------ ENTRIES SHOWN

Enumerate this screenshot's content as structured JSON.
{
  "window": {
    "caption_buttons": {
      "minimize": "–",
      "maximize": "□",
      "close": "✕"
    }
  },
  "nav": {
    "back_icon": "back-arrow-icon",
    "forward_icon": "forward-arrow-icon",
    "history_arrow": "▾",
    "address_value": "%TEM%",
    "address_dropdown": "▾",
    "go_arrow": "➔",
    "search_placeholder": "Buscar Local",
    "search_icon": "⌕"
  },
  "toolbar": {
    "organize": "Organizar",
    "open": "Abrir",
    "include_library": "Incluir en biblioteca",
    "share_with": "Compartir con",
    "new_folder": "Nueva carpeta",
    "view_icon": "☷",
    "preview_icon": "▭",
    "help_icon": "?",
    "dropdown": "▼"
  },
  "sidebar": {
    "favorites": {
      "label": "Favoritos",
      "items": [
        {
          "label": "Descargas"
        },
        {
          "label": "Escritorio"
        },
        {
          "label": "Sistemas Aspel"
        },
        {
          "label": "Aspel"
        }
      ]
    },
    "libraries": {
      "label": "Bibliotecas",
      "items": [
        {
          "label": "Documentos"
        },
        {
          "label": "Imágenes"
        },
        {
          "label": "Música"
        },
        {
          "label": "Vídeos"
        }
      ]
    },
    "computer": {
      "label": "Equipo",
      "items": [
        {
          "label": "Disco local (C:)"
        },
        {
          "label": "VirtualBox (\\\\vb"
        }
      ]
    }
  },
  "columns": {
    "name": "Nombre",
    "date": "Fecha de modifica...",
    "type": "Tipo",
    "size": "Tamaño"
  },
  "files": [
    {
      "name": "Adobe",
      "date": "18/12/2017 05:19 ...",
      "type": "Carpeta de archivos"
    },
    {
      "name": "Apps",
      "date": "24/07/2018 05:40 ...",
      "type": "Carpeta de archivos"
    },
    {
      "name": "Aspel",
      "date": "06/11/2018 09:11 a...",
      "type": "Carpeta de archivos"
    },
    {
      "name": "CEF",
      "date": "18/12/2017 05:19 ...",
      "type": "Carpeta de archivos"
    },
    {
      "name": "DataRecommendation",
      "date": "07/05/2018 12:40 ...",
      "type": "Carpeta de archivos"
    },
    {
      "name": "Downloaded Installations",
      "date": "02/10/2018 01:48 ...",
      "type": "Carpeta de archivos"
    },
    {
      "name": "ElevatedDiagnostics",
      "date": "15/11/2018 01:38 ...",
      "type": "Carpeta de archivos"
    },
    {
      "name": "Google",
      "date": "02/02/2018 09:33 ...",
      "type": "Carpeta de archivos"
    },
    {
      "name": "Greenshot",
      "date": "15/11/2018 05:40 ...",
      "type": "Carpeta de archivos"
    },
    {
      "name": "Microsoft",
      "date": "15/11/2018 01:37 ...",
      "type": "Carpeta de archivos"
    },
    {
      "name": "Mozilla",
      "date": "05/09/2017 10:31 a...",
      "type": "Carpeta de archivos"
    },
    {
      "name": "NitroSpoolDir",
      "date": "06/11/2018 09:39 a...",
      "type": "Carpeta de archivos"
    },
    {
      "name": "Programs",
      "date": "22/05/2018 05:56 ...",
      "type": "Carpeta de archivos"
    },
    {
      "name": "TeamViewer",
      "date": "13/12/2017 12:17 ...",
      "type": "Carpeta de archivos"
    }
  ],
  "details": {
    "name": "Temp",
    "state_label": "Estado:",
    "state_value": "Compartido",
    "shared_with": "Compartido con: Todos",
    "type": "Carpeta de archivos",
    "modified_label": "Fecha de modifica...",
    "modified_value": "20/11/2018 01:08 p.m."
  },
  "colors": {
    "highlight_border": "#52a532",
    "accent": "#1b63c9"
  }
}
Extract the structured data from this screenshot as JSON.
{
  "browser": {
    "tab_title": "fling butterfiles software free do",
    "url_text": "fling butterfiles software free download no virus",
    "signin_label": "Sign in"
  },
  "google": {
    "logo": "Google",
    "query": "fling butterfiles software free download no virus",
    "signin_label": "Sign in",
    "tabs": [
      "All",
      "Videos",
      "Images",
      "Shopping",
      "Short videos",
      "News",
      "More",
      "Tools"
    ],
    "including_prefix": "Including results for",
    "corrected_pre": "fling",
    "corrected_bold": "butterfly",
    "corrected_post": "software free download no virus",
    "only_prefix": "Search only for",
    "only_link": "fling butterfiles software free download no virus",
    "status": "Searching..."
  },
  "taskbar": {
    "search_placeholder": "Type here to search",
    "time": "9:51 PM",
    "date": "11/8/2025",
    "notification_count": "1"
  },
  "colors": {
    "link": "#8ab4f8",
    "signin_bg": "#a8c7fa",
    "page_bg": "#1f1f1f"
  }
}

------------

AIM OF THE TASK: Print out all of the data above word for word.

ANSWER FOR THE TASK:
Enumerate this screenshot's content as structured JSON.
{
  "window": {
    "caption_buttons": {
      "minimize": "–",
      "maximize": "□",
      "close": "✕"
    }
  },
  "nav": {
    "back_icon": "back-arrow-icon",
    "forward_icon": "forward-arrow-icon",
    "history_arrow": "▾",
    "address_value": "%TEM%",
    "address_dropdown": "▾",
    "go_arrow": "➔",
    "search_placeholder": "Buscar Local",
    "search_icon": "⌕"
  },
  "toolbar": {
    "organize": "Organizar",
    "open": "Abrir",
    "include_library": "Incluir en biblioteca",
    "share_with": "Compartir con",
    "new_folder": "Nueva carpeta",
    "view_icon": "☷",
    "preview_icon": "▭",
    "help_icon": "?",
    "dropdown": "▼"
  },
  "sidebar": {
    "favorites": {
      "label": "Favoritos",
      "items": [
        {
          "label": "Descargas"
        },
        {
          "label": "Escritorio"
        },
        {
          "label": "Sistemas Aspel"
        },
        {
          "label": "Aspel"
        }
      ]
    },
    "libraries": {
      "label": "Bibliotecas",
      "items": [
        {
          "label": "Documentos"
        },
        {
          "label": "Imágenes"
        },
        {
          "label": "Música"
        },
        {
          "label": "Vídeos"
        }
      ]
    },
    "computer": {
      "label": "Equipo",
      "items": [
        {
          "label": "Disco local (C:)"
        },
        {
          "label": "VirtualBox (\\\\vb"
        }
      ]
    }
  },
  "columns": {
    "name": "Nombre",
    "date": "Fecha de modifica...",
    "type": "Tipo",
    "size": "Tamaño"
  },
  "files": [
    {
      "name": "Adobe",
      "date": "18/12/2017 05:19 ...",
      "type": "Carpeta de archivos"
    },
    {
      "name": "Apps",
      "date": "24/07/2018 05:40 ...",
      "type": "Carpeta de archivos"
    },
    {
      "name": "Aspel",
      "date": "06/11/2018 09:11 a...",
      "type": "Carpeta de archivos"
    },
    {
      "name": "CEF",
      "date": "18/12/2017 05:19 ...",
      "type": "Carpeta de archivos"
    },
    {
      "name": "DataRecommendation",
      "date": "07/05/2018 12:40 ...",
      "type": "Carpeta de archivos"
    },
    {
      "name": "Downloaded Installations",
      "date": "02/10/2018 01:48 ...",
      "type": "Carpeta de archivos"
    },
    {
      "name": "ElevatedDiagnostics",
      "date": "15/11/2018 01:38 ...",
      "type": "Carpeta de archivos"
    },
    {
      "name": "Google",
      "date": "02/02/2018 09:33 ...",
      "type": "Carpeta de archivos"
    },
    {
      "name": "Greenshot",
      "date": "15/11/2018 05:40 ...",
      "type": "Carpeta de archivos"
    },
    {
      "name": "Microsoft",
      "date": "15/11/2018 01:37 ...",
      "type": "Carpeta de archivos"
    },
    {
      "name": "Mozilla",
      "date": "05/09/2017 10:31 a...",
      "type": "Carpeta de archivos"
    },
    {
      "name": "NitroSpoolDir",
      "date": "06/11/2018 09:39 a...",
      "type": "Carpeta de archivos"
    },
    {
      "name": "Programs",
      "date": "22/05/2018 05:56 ...",
      "type": "Carpeta de archivos"
    },
    {
      "name": "TeamViewer",
      "date": "13/12/2017 12:17 ...",
      "type": "Carpeta de archivos"
    }
  ],
  "details": {
    "name": "Temp",
    "state_label": "Estado:",
    "state_value": "Compartido",
    "shared_with": "Compartido con: Todos",
    "type": "Carpeta de archivos",
    "modified_label": "Fecha de modifica...",
    "modified_value": "20/11/2018 01:08 p.m."
  },
  "colors": {
    "highlight_border": "#52a532",
    "accent": "#1b63c9"
  }
}
Extract the structured data from this screenshot as JSON.
{
  "browser": {
    "tab_title": "fling butterfiles software free do",
    "url_text": "fling butterfiles software free download no virus",
    "signin_label": "Sign in"
  },
  "google": {
    "logo": "Google",
    "query": "fling butterfiles software free download no virus",
    "signin_label": "Sign in",
    "tabs": [
      "All",
      "Videos",
      "Images",
      "Shopping",
      "Short videos",
      "News",
      "More",
      "Tools"
    ],
    "including_prefix": "Including results for",
    "corrected_pre": "fling",
    "corrected_bold": "butterfly",
    "corrected_post": "software free download no virus",
    "only_prefix": "Search only for",
    "only_link": "fling butterfiles software free download no virus",
    "status": "Searching..."
  },
  "taskbar": {
    "search_placeholder": "Type here to search",
    "time": "9:51 PM",
    "date": "11/8/2025",
    "notification_count": "1"
  },
  "colors": {
    "link": "#8ab4f8",
    "signin_bg": "#a8c7fa",
    "page_bg": "#1f1f1f"
  }
}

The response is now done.